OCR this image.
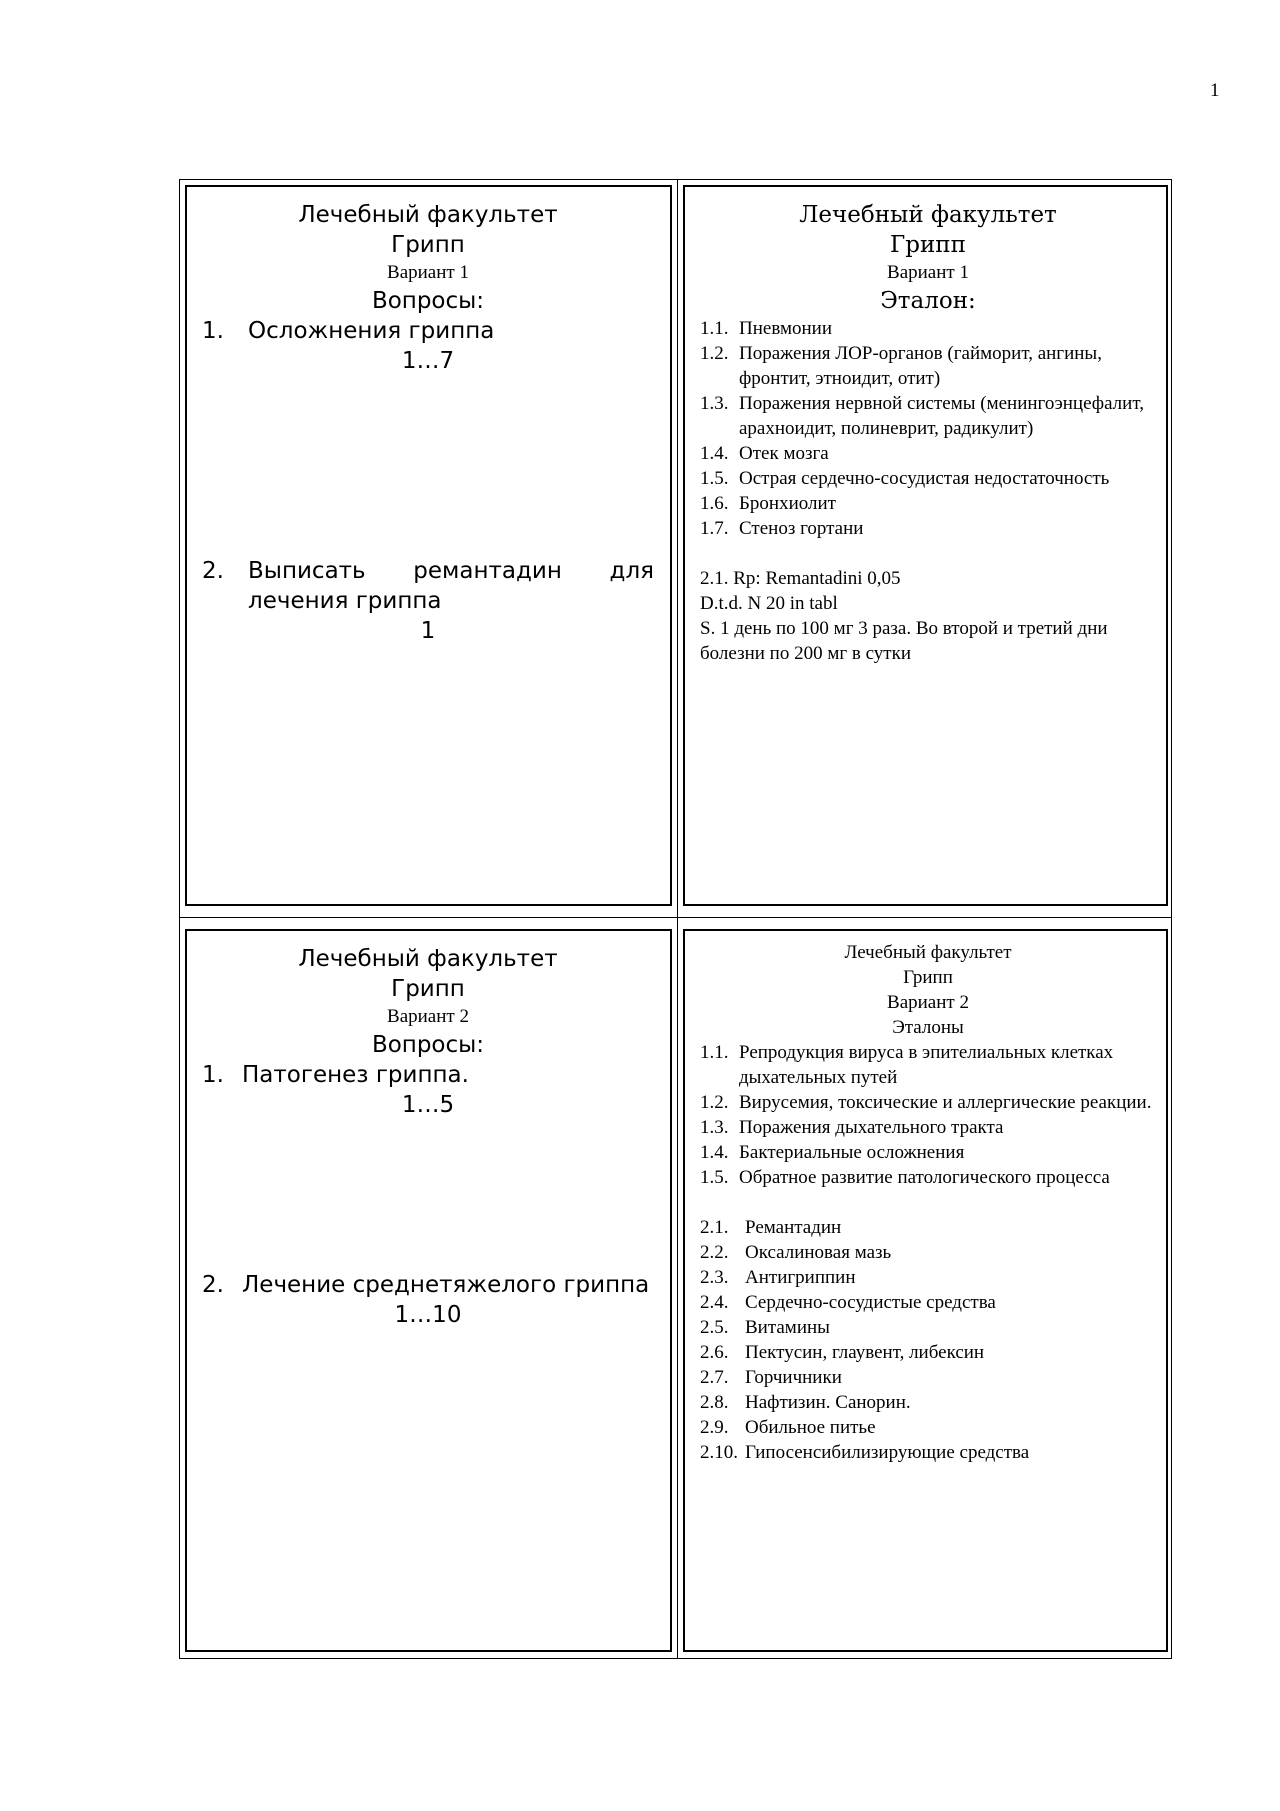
1
Лечебный факультет
Грипп
Вариант 1
Вопросы:
1.	Осложнения гриппа
1…7
2.	Выписать ремантадин для лечения гриппа
1
Лечебный факультет
Грипп
Вариант 1
Эталон:
1.1. Пневмонии
1.2. Поражения ЛОР-органов (гайморит, ангины, фронтит, этноидит, отит)
1.3. Поражения нервной системы (менингоэнцефалит, арахноидит, полиневрит, радикулит)
1.4. Отек мозга
1.5. Острая сердечно-сосудистая недостаточность
1.6. Бронхиолит
1.7. Стеноз гортани
2.1. Rp: Remantadini 0,05
D.t.d. N 20 in tabl
S. 1 день по 100 мг 3 раза. Во второй и третий дни болезни по 200 мг в сутки
Лечебный факультет
Грипп
Вариант 2
Вопросы:
1. Патогенез гриппа.
1…5
2. Лечение среднетяжелого гриппа
1…10
Лечебный факультет
Грипп
Вариант 2
Эталоны
1.1. Репродукция вируса в эпителиальных клетках дыхательных путей
1.2. Вирусемия, токсические и аллергические реакции.
1.3. Поражения дыхательного тракта
1.4. Бактериальные осложнения
1.5. Обратное развитие патологического процесса
2.1. Ремантадин
2.2. Оксалиновая мазь
2.3. Антигриппин
2.4. Сердечно-сосудистые средства
2.5. Витамины
2.6. Пектусин, глаувент, либексин
2.7. Горчичники
2.8. Нафтизин. Санорин.
2.9. Обильное питье
2.10. Гипосенсибилизирующие средства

### REQUIREMENT
Write the entries above out in full, exactly, with no images.

### TASK SOLUTION
OCR this image.
1
Лечебный факультет
Грипп
Вариант 1
Вопросы:
1.	Осложнения гриппа
1…7
2.	Выписать ремантадин для лечения гриппа
1
Лечебный факультет
Грипп
Вариант 1
Эталон:
1.1. Пневмонии
1.2. Поражения ЛОР-органов (гайморит, ангины, фронтит, этноидит, отит)
1.3. Поражения нервной системы (менингоэнцефалит, арахноидит, полиневрит, радикулит)
1.4. Отек мозга
1.5. Острая сердечно-сосудистая недостаточность
1.6. Бронхиолит
1.7. Стеноз гортани
2.1. Rp: Remantadini 0,05
D.t.d. N 20 in tabl
S. 1 день по 100 мг 3 раза. Во второй и третий дни болезни по 200 мг в сутки
Лечебный факультет
Грипп
Вариант 2
Вопросы:
1. Патогенез гриппа.
1…5
2. Лечение среднетяжелого гриппа
1…10
Лечебный факультет
Грипп
Вариант 2
Эталоны
1.1. Репродукция вируса в эпителиальных клетках дыхательных путей
1.2. Вирусемия, токсические и аллергические реакции.
1.3. Поражения дыхательного тракта
1.4. Бактериальные осложнения
1.5. Обратное развитие патологического процесса
2.1. Ремантадин
2.2. Оксалиновая мазь
2.3. Антигриппин
2.4. Сердечно-сосудистые средства
2.5. Витамины
2.6. Пектусин, глаувент, либексин
2.7. Горчичники
2.8. Нафтизин. Санорин.
2.9. Обильное питье
2.10. Гипосенсибилизирующие средства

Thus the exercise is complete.